Supplied entries section start

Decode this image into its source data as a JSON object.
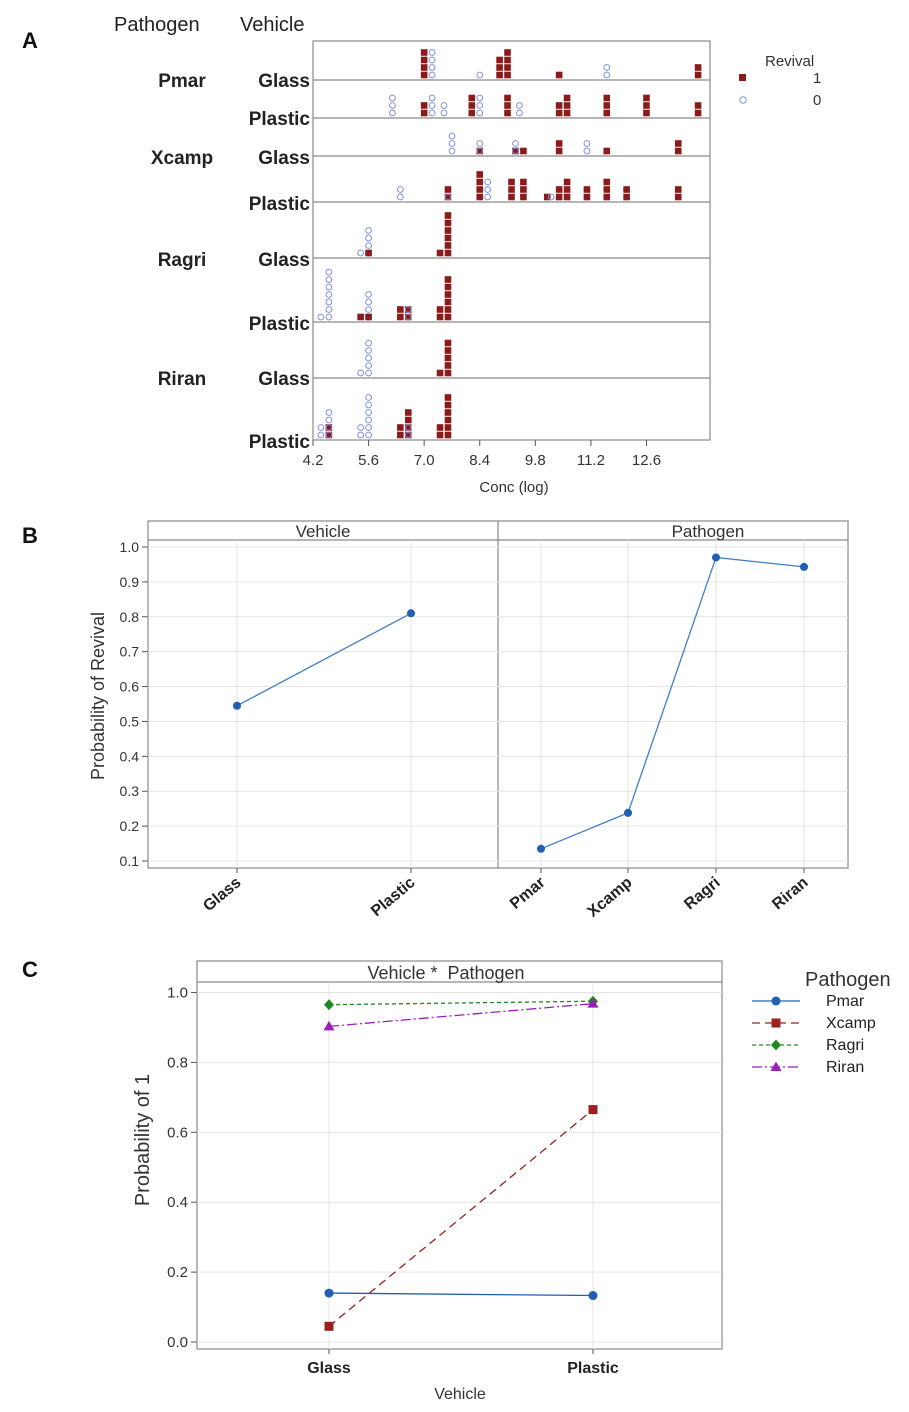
{
  "panels": {
    "A": {
      "letter": "A",
      "headers": {
        "pathogen": "Pathogen",
        "vehicle": "Vehicle"
      },
      "pathogens": [
        "Pmar",
        "Xcamp",
        "Ragri",
        "Riran"
      ],
      "vehicles": [
        "Glass",
        "Plastic"
      ],
      "xlabel": "Conc (log)",
      "xticks": [
        "4.2",
        "5.6",
        "7.0",
        "8.4",
        "9.8",
        "11.2",
        "12.6"
      ],
      "legend": {
        "title": "Revival",
        "items": [
          {
            "label": "1",
            "color": "#8b1a1a"
          },
          {
            "label": "0",
            "color": "#7f8fe0"
          }
        ]
      }
    },
    "B": {
      "letter": "B",
      "ylabel": "Probability of Revival",
      "yticks": [
        "0.1",
        "0.2",
        "0.3",
        "0.4",
        "0.5",
        "0.6",
        "0.7",
        "0.8",
        "0.9",
        "1.0"
      ],
      "left_strip": "Vehicle",
      "right_strip": "Pathogen",
      "left_categories": [
        "Glass",
        "Plastic"
      ],
      "right_categories": [
        "Pmar",
        "Xcamp",
        "Ragri",
        "Riran"
      ]
    },
    "C": {
      "letter": "C",
      "strip": "Vehicle *  Pathogen",
      "ylabel": "Probability of 1",
      "xlabel": "Vehicle",
      "yticks": [
        "0.0",
        "0.2",
        "0.4",
        "0.6",
        "0.8",
        "1.0"
      ],
      "categories": [
        "Glass",
        "Plastic"
      ],
      "legend_title": "Pathogen"
    }
  },
  "chart_data": [
    {
      "type": "scatter",
      "panel": "A",
      "xlabel": "Conc (log)",
      "xlim": [
        4.2,
        14.2
      ],
      "groups": [
        {
          "pathogen": "Pmar",
          "vehicle": "Glass",
          "points": [
            {
              "x": 7.0,
              "revival": 1,
              "count": 4
            },
            {
              "x": 7.2,
              "revival": 0,
              "count": 4
            },
            {
              "x": 8.4,
              "revival": 0,
              "count": 1
            },
            {
              "x": 8.9,
              "revival": 1,
              "count": 3
            },
            {
              "x": 9.1,
              "revival": 1,
              "count": 4
            },
            {
              "x": 10.4,
              "revival": 1,
              "count": 1
            },
            {
              "x": 11.6,
              "revival": 0,
              "count": 2
            },
            {
              "x": 13.9,
              "revival": 1,
              "count": 2
            }
          ]
        },
        {
          "pathogen": "Pmar",
          "vehicle": "Plastic",
          "points": [
            {
              "x": 6.2,
              "revival": 0,
              "count": 3
            },
            {
              "x": 7.0,
              "revival": 1,
              "count": 2
            },
            {
              "x": 7.2,
              "revival": 0,
              "count": 3
            },
            {
              "x": 7.5,
              "revival": 0,
              "count": 2
            },
            {
              "x": 8.2,
              "revival": 1,
              "count": 3
            },
            {
              "x": 8.4,
              "revival": 0,
              "count": 3
            },
            {
              "x": 9.1,
              "revival": 1,
              "count": 3
            },
            {
              "x": 9.4,
              "revival": 0,
              "count": 2
            },
            {
              "x": 10.4,
              "revival": 1,
              "count": 2
            },
            {
              "x": 10.6,
              "revival": 1,
              "count": 3
            },
            {
              "x": 11.6,
              "revival": 1,
              "count": 3
            },
            {
              "x": 12.6,
              "revival": 1,
              "count": 3
            },
            {
              "x": 13.9,
              "revival": 1,
              "count": 2
            }
          ]
        },
        {
          "pathogen": "Xcamp",
          "vehicle": "Glass",
          "points": [
            {
              "x": 7.7,
              "revival": 0,
              "count": 3
            },
            {
              "x": 8.4,
              "revival": 1,
              "count": 1
            },
            {
              "x": 8.4,
              "revival": 0,
              "count": 2
            },
            {
              "x": 9.3,
              "revival": 1,
              "count": 1
            },
            {
              "x": 9.3,
              "revival": 0,
              "count": 2
            },
            {
              "x": 9.5,
              "revival": 1,
              "count": 1
            },
            {
              "x": 10.4,
              "revival": 1,
              "count": 2
            },
            {
              "x": 11.1,
              "revival": 0,
              "count": 2
            },
            {
              "x": 11.6,
              "revival": 1,
              "count": 1
            },
            {
              "x": 13.4,
              "revival": 1,
              "count": 2
            }
          ]
        },
        {
          "pathogen": "Xcamp",
          "vehicle": "Plastic",
          "points": [
            {
              "x": 6.4,
              "revival": 0,
              "count": 2
            },
            {
              "x": 7.6,
              "revival": 1,
              "count": 2
            },
            {
              "x": 7.6,
              "revival": 0,
              "count": 1
            },
            {
              "x": 8.4,
              "revival": 1,
              "count": 4
            },
            {
              "x": 8.6,
              "revival": 0,
              "count": 3
            },
            {
              "x": 9.2,
              "revival": 1,
              "count": 3
            },
            {
              "x": 9.5,
              "revival": 1,
              "count": 3
            },
            {
              "x": 10.1,
              "revival": 1,
              "count": 1
            },
            {
              "x": 10.2,
              "revival": 0,
              "count": 1
            },
            {
              "x": 10.4,
              "revival": 1,
              "count": 2
            },
            {
              "x": 10.6,
              "revival": 1,
              "count": 3
            },
            {
              "x": 11.1,
              "revival": 1,
              "count": 2
            },
            {
              "x": 11.6,
              "revival": 1,
              "count": 3
            },
            {
              "x": 12.1,
              "revival": 1,
              "count": 2
            },
            {
              "x": 13.4,
              "revival": 1,
              "count": 2
            }
          ]
        },
        {
          "pathogen": "Ragri",
          "vehicle": "Glass",
          "points": [
            {
              "x": 5.4,
              "revival": 0,
              "count": 1
            },
            {
              "x": 5.6,
              "revival": 0,
              "count": 4
            },
            {
              "x": 5.6,
              "revival": 1,
              "count": 1
            },
            {
              "x": 7.6,
              "revival": 1,
              "count": 6
            },
            {
              "x": 7.4,
              "revival": 1,
              "count": 1
            }
          ]
        },
        {
          "pathogen": "Ragri",
          "vehicle": "Plastic",
          "points": [
            {
              "x": 4.4,
              "revival": 0,
              "count": 1
            },
            {
              "x": 4.6,
              "revival": 0,
              "count": 7
            },
            {
              "x": 5.4,
              "revival": 1,
              "count": 1
            },
            {
              "x": 5.6,
              "revival": 0,
              "count": 4
            },
            {
              "x": 5.6,
              "revival": 1,
              "count": 1
            },
            {
              "x": 6.4,
              "revival": 1,
              "count": 2
            },
            {
              "x": 6.6,
              "revival": 1,
              "count": 2
            },
            {
              "x": 6.6,
              "revival": 0,
              "count": 2
            },
            {
              "x": 7.4,
              "revival": 1,
              "count": 2
            },
            {
              "x": 7.6,
              "revival": 1,
              "count": 6
            }
          ]
        },
        {
          "pathogen": "Riran",
          "vehicle": "Glass",
          "points": [
            {
              "x": 5.4,
              "revival": 0,
              "count": 1
            },
            {
              "x": 5.6,
              "revival": 0,
              "count": 5
            },
            {
              "x": 7.4,
              "revival": 1,
              "count": 1
            },
            {
              "x": 7.6,
              "revival": 1,
              "count": 5
            }
          ]
        },
        {
          "pathogen": "Riran",
          "vehicle": "Plastic",
          "points": [
            {
              "x": 4.4,
              "revival": 0,
              "count": 2
            },
            {
              "x": 4.6,
              "revival": 1,
              "count": 2
            },
            {
              "x": 4.6,
              "revival": 0,
              "count": 4
            },
            {
              "x": 5.4,
              "revival": 0,
              "count": 2
            },
            {
              "x": 5.6,
              "revival": 0,
              "count": 6
            },
            {
              "x": 6.4,
              "revival": 1,
              "count": 2
            },
            {
              "x": 6.6,
              "revival": 1,
              "count": 4
            },
            {
              "x": 6.6,
              "revival": 0,
              "count": 2
            },
            {
              "x": 7.4,
              "revival": 1,
              "count": 2
            },
            {
              "x": 7.6,
              "revival": 1,
              "count": 6
            }
          ]
        }
      ]
    },
    {
      "type": "line",
      "panel": "B-left",
      "strip": "Vehicle",
      "categories": [
        "Glass",
        "Plastic"
      ],
      "values": [
        0.545,
        0.81
      ],
      "ylabel": "Probability of Revival",
      "ylim": [
        0.08,
        1.02
      ],
      "color": "#3f7fc4"
    },
    {
      "type": "line",
      "panel": "B-right",
      "strip": "Pathogen",
      "categories": [
        "Pmar",
        "Xcamp",
        "Ragri",
        "Riran"
      ],
      "values": [
        0.135,
        0.238,
        0.97,
        0.943
      ],
      "ylim": [
        0.08,
        1.02
      ],
      "color": "#3f7fc4"
    },
    {
      "type": "line",
      "panel": "C",
      "strip": "Vehicle *  Pathogen",
      "categories": [
        "Glass",
        "Plastic"
      ],
      "xlabel": "Vehicle",
      "ylabel": "Probability of 1",
      "ylim": [
        -0.02,
        1.03
      ],
      "series": [
        {
          "name": "Pmar",
          "values": [
            0.14,
            0.133
          ],
          "color": "#1f5fb4",
          "marker": "circle",
          "dash": "solid"
        },
        {
          "name": "Xcamp",
          "values": [
            0.045,
            0.665
          ],
          "color": "#9b2020",
          "marker": "square",
          "dash": "long"
        },
        {
          "name": "Ragri",
          "values": [
            0.965,
            0.975
          ],
          "color": "#1d8a1d",
          "marker": "diamond",
          "dash": "short"
        },
        {
          "name": "Riran",
          "values": [
            0.903,
            0.968
          ],
          "color": "#9a1fb8",
          "marker": "triangle",
          "dash": "dashdot"
        }
      ]
    }
  ]
}
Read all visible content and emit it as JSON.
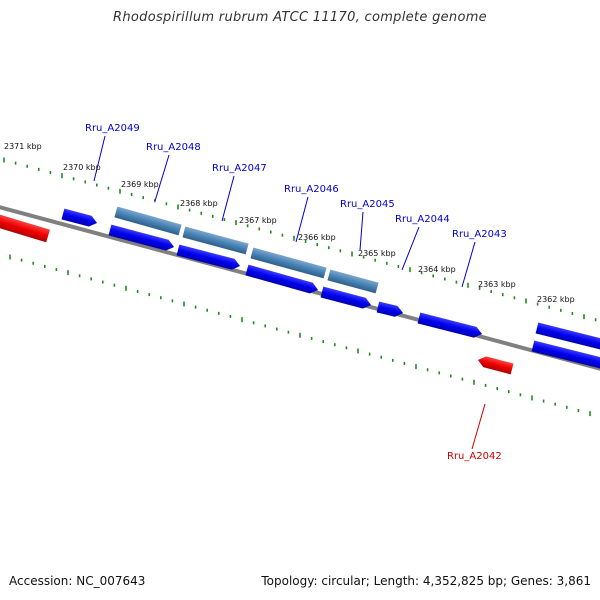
{
  "title": "Rhodospirillum rubrum ATCC 11170, complete genome",
  "footer": {
    "accession": "Accession: NC_007643",
    "topology": "Topology: circular; Length: 4,352,825 bp; Genes: 3,861"
  },
  "ruler": {
    "labels": [
      "2371 kbp",
      "2370 kbp",
      "2369 kbp",
      "2368 kbp",
      "2367 kbp",
      "2366 kbp",
      "2365 kbp",
      "2364 kbp",
      "2363 kbp",
      "2362 kbp"
    ]
  },
  "genes": [
    {
      "id": "Ru_A2049",
      "label": "Rru_A2049",
      "color": "#0000cc"
    },
    {
      "id": "Ru_A2048",
      "label": "Rru_A2048",
      "color": "#0000cc"
    },
    {
      "id": "Ru_A2047",
      "label": "Rru_A2047",
      "color": "#0000cc"
    },
    {
      "id": "Ru_A2046",
      "label": "Rru_A2046",
      "color": "#0000cc"
    },
    {
      "id": "Ru_A2045",
      "label": "Rru_A2045",
      "color": "#0000cc"
    },
    {
      "id": "Ru_A2044",
      "label": "Rru_A2044",
      "color": "#0000cc"
    },
    {
      "id": "Ru_A2043",
      "label": "Rru_A2043",
      "color": "#0000cc"
    },
    {
      "id": "Ru_A2042",
      "label": "Rru_A2042",
      "color": "#cc0000"
    }
  ],
  "colors": {
    "cds_forward": "#0000ee",
    "cds_reverse": "#ee0000",
    "gene_feature": "#4682b4",
    "backbone": "#808080",
    "ticks": "#228b22"
  }
}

Supplied entries section end

◆ Prompt
Beginning at the line with "Read all visible content and emit it as JSON.", reproduce each line exactly through the last line of the records above, with pictures left out.

◆ Expected answer
Read all visible content and emit it as JSON.
{
  "title": "Rhodospirillum rubrum ATCC 11170, complete genome",
  "footer": {
    "accession": "Accession: NC_007643",
    "topology": "Topology: circular; Length: 4,352,825 bp; Genes: 3,861"
  },
  "ruler": {
    "labels": [
      "2371 kbp",
      "2370 kbp",
      "2369 kbp",
      "2368 kbp",
      "2367 kbp",
      "2366 kbp",
      "2365 kbp",
      "2364 kbp",
      "2363 kbp",
      "2362 kbp"
    ]
  },
  "genes": [
    {
      "id": "Ru_A2049",
      "label": "Rru_A2049",
      "color": "#0000cc"
    },
    {
      "id": "Ru_A2048",
      "label": "Rru_A2048",
      "color": "#0000cc"
    },
    {
      "id": "Ru_A2047",
      "label": "Rru_A2047",
      "color": "#0000cc"
    },
    {
      "id": "Ru_A2046",
      "label": "Rru_A2046",
      "color": "#0000cc"
    },
    {
      "id": "Ru_A2045",
      "label": "Rru_A2045",
      "color": "#0000cc"
    },
    {
      "id": "Ru_A2044",
      "label": "Rru_A2044",
      "color": "#0000cc"
    },
    {
      "id": "Ru_A2043",
      "label": "Rru_A2043",
      "color": "#0000cc"
    },
    {
      "id": "Ru_A2042",
      "label": "Rru_A2042",
      "color": "#cc0000"
    }
  ],
  "colors": {
    "cds_forward": "#0000ee",
    "cds_reverse": "#ee0000",
    "gene_feature": "#4682b4",
    "backbone": "#808080",
    "ticks": "#228b22"
  }
}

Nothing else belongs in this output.